** What the task asks **
Skip the pictures. Quote every line below, exactly, from the one with "Type out the text in this image." through the final line.

[START OF Record excerpts]

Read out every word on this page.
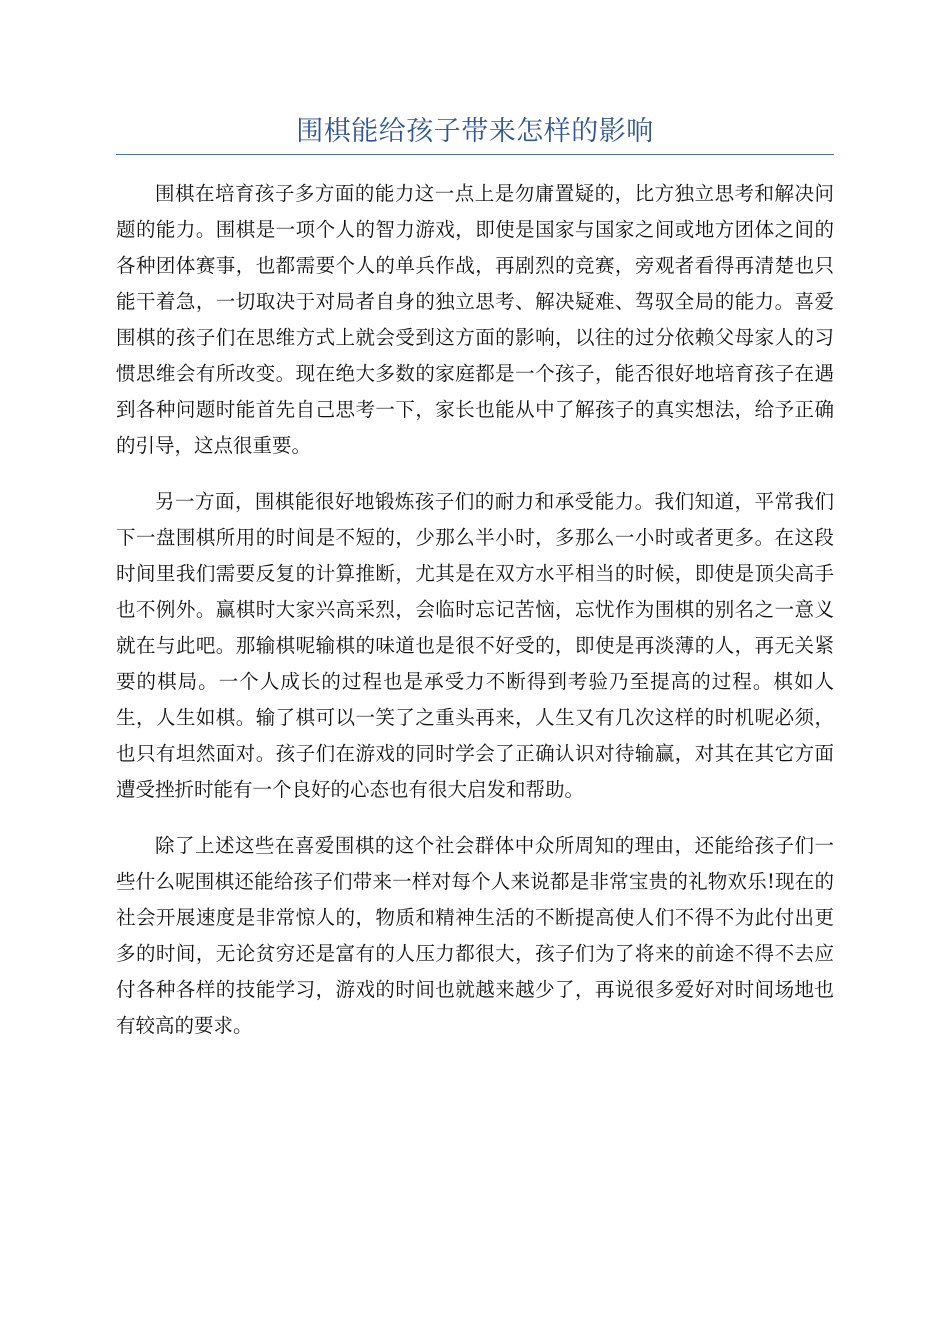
围棋能给孩子带来怎样的影响

围棋在培育孩子多方面的能力这一点上是勿庸置疑的，比方独立思考和解决问题的能力。围棋是一项个人的智力游戏，即使是国家与国家之间或地方团体之间的各种团体赛事，也都需要个人的单兵作战，再剧烈的竞赛，旁观者看得再清楚也只能干着急，一切取决于对局者自身的独立思考、解决疑难、驾驭全局的能力。喜爱围棋的孩子们在思维方式上就会受到这方面的影响，以往的过分依赖父母家人的习惯思维会有所改变。现在绝大多数的家庭都是一个孩子，能否很好地培育孩子在遇到各种问题时能首先自己思考一下，家长也能从中了解孩子的真实想法，给予正确的引导，这点很重要。

另一方面，围棋能很好地锻炼孩子们的耐力和承受能力。我们知道，平常我们下一盘围棋所用的时间是不短的，少那么半小时，多那么一小时或者更多。在这段时间里我们需要反复的计算推断，尤其是在双方水平相当的时候，即使是顶尖高手也不例外。赢棋时大家兴高采烈，会临时忘记苦恼，忘忧作为围棋的别名之一意义就在与此吧。那输棋呢输棋的味道也是很不好受的，即使是再淡薄的人，再无关紧要的棋局。一个人成长的过程也是承受力不断得到考验乃至提高的过程。棋如人生，人生如棋。输了棋可以一笑了之重头再来，人生又有几次这样的时机呢必须，也只有坦然面对。孩子们在游戏的同时学会了正确认识对待输赢，对其在其它方面遭受挫折时能有一个良好的心态也有很大启发和帮助。

除了上述这些在喜爱围棋的这个社会群体中众所周知的理由，还能给孩子们一些什么呢围棋还能给孩子们带来一样对每个人来说都是非常宝贵的礼物欢乐!现在的社会开展速度是非常惊人的，物质和精神生活的不断提高使人们不得不为此付出更多的时间，无论贫穷还是富有的人压力都很大，孩子们为了将来的前途不得不去应付各种各样的技能学习，游戏的时间也就越来越少了，再说很多爱好对时间场地也有较高的要求。
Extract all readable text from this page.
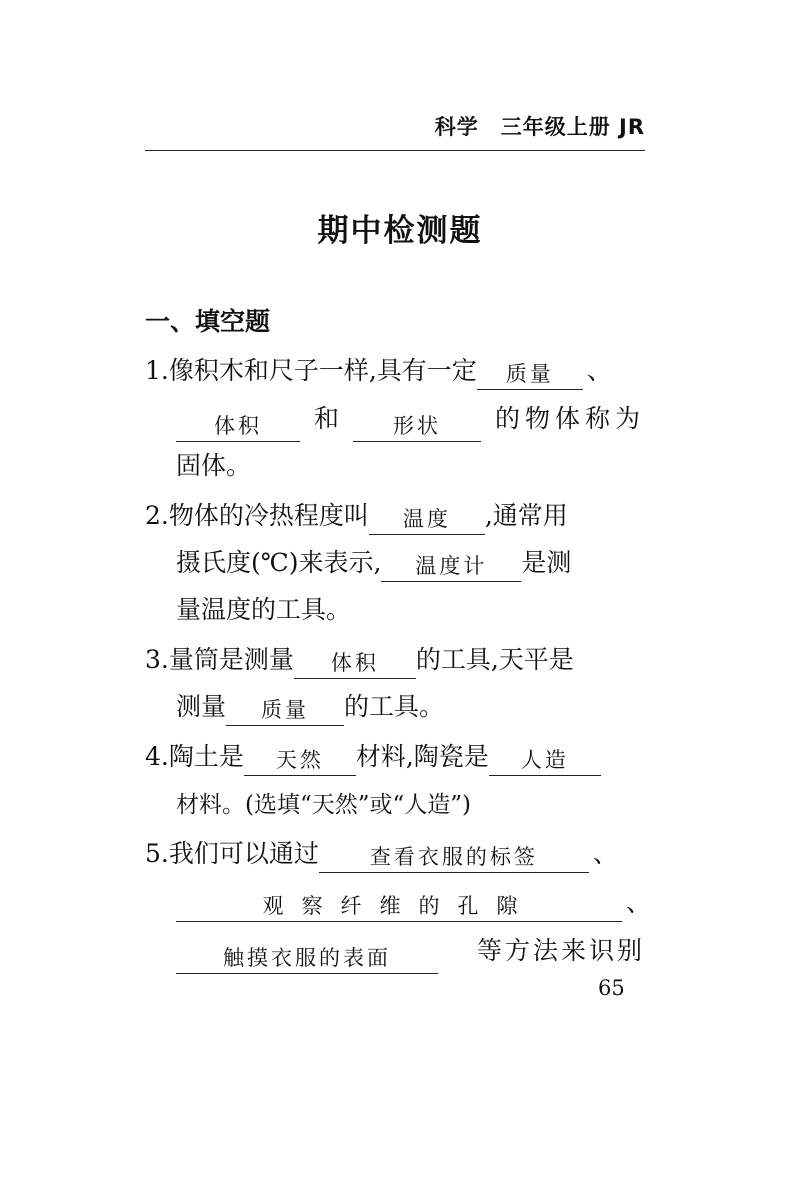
科学 三年级上册 JR
期中检测题
一、填空题
1.像积木和尺子一样,具有一定 质量 、
体积	和	形状	的物体称为
固体。
2.物体的冷热程度叫 温度 ,通常用
摄氏度(℃)来表示, 温度计 是测
量温度的工具。
3.量筒是测量 体积 的工具,天平是
测量 质量 的工具。
4.陶土是 天然 材料,陶瓷是 人造
材料。(选填“天然”或“人造”)
5.我们可以通过 查看衣服的标签 、
观察纤维的孔隙	、
触摸衣服的表面	等方法来识别
65
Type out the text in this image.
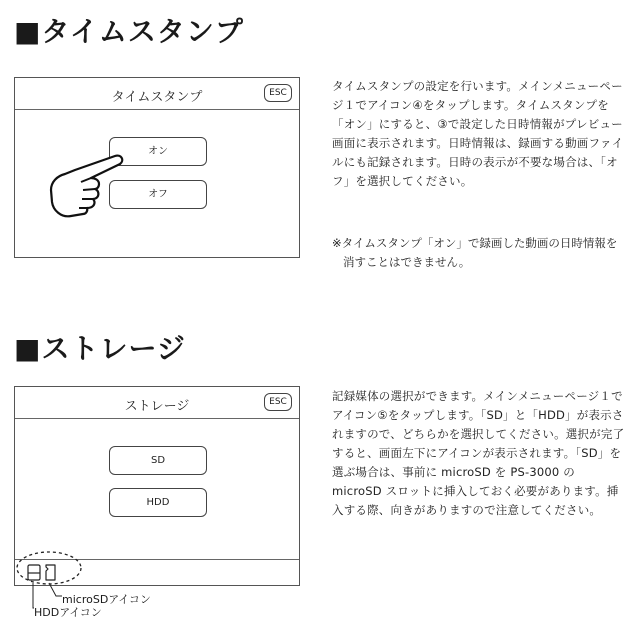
■タイムスタンプ
タイムスタンプ	ESC
オン
オフ
タイムスタンプの設定を行います。メインメニューページ１でアイコン④をタップします。タイムスタンプを「オン」にすると、③で設定した日時情報がプレビュー画面に表示されます。日時情報は、録画する動画ファイルにも記録されます。日時の表示が不要な場合は、「オフ」を選択してください。
※タイムスタンプ「オン」で録画した動画の日時情報を消すことはできません。
■ストレージ
ストレージ	ESC
SD
HDD
microSDアイコン
HDDアイコン
記録媒体の選択ができます。メインメニューページ１でアイコン⑤をタップします。「SD」と「HDD」が表示されますので、どちらかを選択してください。選択が完了すると、画面左下にアイコンが表示されます。「SD」を選ぶ場合は、事前に microSD を PS-3000 の microSD スロットに挿入しておく必要があります。挿入する際、向きがありますので注意してください。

[END OF Record excerpts]

** Problem solution **
Type out the text in this image.
■タイムスタンプ
タイムスタンプ	ESC
オン
オフ
タイムスタンプの設定を行います。メインメニューページ１でアイコン④をタップします。タイムスタンプを「オン」にすると、③で設定した日時情報がプレビュー画面に表示されます。日時情報は、録画する動画ファイルにも記録されます。日時の表示が不要な場合は、「オフ」を選択してください。
※タイムスタンプ「オン」で録画した動画の日時情報を消すことはできません。
■ストレージ
ストレージ	ESC
SD
HDD
microSDアイコン
HDDアイコン
記録媒体の選択ができます。メインメニューページ１でアイコン⑤をタップします。「SD」と「HDD」が表示されますので、どちらかを選択してください。選択が完了すると、画面左下にアイコンが表示されます。「SD」を選ぶ場合は、事前に microSD を PS-3000 の microSD スロットに挿入しておく必要があります。挿入する際、向きがありますので注意してください。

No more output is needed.